§ Exercise details
Look for the line containing "What does this" in the listing below. Retype that line and every subsequent line through the last one, and only those.

§ Data provided
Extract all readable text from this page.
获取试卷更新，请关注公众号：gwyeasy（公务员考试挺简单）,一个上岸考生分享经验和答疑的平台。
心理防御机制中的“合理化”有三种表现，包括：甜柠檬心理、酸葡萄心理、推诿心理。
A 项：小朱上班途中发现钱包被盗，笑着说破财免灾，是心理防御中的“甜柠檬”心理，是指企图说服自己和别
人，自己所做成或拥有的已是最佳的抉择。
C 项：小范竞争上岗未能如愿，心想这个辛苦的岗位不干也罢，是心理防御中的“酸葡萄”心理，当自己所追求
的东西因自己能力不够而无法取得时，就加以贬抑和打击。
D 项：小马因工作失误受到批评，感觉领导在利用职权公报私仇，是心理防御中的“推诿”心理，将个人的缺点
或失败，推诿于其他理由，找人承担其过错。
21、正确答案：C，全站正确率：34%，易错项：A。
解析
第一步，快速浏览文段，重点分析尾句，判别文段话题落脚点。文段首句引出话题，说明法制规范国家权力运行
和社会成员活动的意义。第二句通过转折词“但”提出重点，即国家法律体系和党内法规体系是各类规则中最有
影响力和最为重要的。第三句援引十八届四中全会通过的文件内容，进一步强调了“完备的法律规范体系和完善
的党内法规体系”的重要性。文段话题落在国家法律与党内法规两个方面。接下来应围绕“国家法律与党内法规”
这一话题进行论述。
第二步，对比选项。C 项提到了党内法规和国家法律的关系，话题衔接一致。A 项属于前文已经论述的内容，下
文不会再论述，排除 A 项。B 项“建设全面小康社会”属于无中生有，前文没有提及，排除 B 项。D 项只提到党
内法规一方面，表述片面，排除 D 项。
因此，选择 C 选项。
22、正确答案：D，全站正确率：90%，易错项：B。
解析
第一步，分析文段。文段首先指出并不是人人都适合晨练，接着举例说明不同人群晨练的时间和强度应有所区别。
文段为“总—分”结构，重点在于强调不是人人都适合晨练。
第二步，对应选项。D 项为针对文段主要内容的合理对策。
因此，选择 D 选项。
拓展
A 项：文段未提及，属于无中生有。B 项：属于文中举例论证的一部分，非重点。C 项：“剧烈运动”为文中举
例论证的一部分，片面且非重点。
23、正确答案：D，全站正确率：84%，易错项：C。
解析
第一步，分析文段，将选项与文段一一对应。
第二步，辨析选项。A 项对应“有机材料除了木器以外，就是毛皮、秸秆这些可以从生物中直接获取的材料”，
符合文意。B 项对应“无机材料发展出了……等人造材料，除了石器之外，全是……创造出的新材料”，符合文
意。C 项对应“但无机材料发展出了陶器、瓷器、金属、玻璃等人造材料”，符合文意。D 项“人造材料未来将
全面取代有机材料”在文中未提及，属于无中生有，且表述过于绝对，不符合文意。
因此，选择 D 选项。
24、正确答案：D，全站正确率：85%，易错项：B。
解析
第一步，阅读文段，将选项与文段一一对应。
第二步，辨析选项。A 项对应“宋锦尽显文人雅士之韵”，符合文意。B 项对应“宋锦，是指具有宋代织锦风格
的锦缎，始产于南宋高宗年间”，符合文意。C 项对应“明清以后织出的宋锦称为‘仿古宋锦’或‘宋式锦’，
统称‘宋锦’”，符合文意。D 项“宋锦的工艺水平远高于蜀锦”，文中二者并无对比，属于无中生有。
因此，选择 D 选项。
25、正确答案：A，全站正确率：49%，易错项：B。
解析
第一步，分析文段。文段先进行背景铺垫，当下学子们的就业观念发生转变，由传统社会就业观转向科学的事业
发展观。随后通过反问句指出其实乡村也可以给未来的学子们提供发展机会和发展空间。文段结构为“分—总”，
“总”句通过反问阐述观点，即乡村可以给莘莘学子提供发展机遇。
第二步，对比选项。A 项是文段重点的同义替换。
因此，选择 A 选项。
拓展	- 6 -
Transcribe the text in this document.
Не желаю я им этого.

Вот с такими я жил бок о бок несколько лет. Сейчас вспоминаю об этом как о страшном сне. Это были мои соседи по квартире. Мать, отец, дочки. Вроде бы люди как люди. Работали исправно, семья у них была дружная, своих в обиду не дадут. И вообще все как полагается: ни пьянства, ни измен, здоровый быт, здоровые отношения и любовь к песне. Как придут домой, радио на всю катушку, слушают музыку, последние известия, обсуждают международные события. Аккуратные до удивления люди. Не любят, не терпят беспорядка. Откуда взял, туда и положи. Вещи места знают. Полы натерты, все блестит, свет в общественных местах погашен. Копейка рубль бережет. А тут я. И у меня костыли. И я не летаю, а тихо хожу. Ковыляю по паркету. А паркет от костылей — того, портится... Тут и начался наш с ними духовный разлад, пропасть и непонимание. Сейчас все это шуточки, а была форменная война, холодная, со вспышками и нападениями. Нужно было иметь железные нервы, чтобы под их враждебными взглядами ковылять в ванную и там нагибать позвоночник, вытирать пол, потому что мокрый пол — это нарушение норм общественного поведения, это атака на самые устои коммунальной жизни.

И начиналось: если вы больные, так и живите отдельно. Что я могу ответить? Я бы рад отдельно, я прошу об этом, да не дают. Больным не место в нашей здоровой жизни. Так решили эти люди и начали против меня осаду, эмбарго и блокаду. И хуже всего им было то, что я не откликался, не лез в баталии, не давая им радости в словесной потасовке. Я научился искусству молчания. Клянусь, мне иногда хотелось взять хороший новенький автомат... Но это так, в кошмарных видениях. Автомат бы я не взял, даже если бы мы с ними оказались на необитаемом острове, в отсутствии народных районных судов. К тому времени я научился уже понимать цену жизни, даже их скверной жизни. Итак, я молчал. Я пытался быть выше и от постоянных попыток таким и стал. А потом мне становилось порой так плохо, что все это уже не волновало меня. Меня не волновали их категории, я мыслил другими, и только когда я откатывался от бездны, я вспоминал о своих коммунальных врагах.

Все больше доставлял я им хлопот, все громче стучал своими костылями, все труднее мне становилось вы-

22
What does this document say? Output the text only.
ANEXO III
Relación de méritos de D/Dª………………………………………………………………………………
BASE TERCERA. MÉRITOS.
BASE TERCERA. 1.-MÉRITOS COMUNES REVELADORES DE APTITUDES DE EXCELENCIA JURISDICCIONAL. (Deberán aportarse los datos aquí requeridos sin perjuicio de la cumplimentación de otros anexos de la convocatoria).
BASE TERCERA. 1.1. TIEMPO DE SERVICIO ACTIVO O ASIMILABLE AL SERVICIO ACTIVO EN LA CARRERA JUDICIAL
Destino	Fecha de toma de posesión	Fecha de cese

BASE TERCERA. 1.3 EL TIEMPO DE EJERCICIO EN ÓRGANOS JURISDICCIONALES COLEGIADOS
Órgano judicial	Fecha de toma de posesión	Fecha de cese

§ Output for this task
What does this document say? Output the text only.
ANEXO III
Relación de méritos de D/Dª………………………………………………………………………………
BASE TERCERA. MÉRITOS.
BASE TERCERA. 1.-MÉRITOS COMUNES REVELADORES DE APTITUDES DE EXCELENCIA JURISDICCIONAL. (Deberán aportarse los datos aquí requeridos sin perjuicio de la cumplimentación de otros anexos de la convocatoria).
BASE TERCERA. 1.1. TIEMPO DE SERVICIO ACTIVO O ASIMILABLE AL SERVICIO ACTIVO EN LA CARRERA JUDICIAL
Destino	Fecha de toma de posesión	Fecha de cese

BASE TERCERA. 1.3 EL TIEMPO DE EJERCICIO EN ÓRGANOS JURISDICCIONALES COLEGIADOS
Órgano judicial	Fecha de toma de posesión	Fecha de cese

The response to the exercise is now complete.